• Short exercise:
State the number of lines that include the string "公园之城", and write nothing else.

※ ※ ※

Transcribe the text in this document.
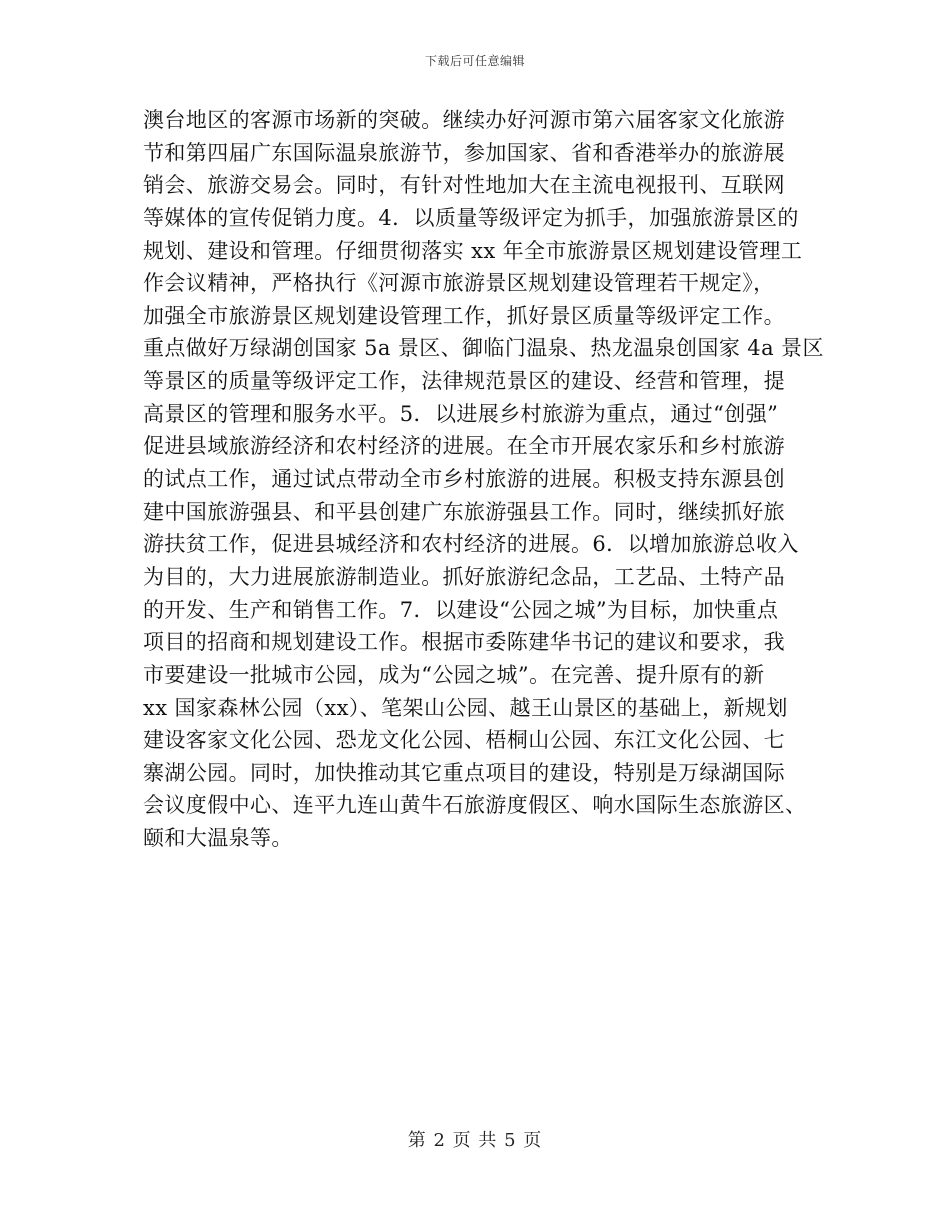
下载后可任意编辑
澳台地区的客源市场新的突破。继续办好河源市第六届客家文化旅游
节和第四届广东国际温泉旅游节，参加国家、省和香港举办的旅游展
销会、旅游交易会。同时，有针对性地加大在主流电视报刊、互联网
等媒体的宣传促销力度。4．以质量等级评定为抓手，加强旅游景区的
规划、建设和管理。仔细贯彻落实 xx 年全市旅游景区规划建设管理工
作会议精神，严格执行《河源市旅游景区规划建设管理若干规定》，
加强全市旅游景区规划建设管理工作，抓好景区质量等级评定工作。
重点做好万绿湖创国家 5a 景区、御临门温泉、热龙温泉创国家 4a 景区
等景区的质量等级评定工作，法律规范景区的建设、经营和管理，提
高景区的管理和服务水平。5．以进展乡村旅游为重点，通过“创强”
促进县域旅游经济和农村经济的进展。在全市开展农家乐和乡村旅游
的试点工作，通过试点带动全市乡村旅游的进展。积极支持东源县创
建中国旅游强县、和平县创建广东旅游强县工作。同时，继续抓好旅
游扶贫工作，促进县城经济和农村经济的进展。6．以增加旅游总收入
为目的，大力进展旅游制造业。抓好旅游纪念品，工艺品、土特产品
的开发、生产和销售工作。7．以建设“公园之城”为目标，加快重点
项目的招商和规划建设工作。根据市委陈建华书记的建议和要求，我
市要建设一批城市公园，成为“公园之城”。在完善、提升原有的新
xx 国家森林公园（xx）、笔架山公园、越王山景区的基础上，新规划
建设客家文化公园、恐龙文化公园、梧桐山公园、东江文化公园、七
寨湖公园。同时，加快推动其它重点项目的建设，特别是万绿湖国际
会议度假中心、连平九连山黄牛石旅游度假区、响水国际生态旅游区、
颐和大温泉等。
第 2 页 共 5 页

※ ※ ※

• Written response:
2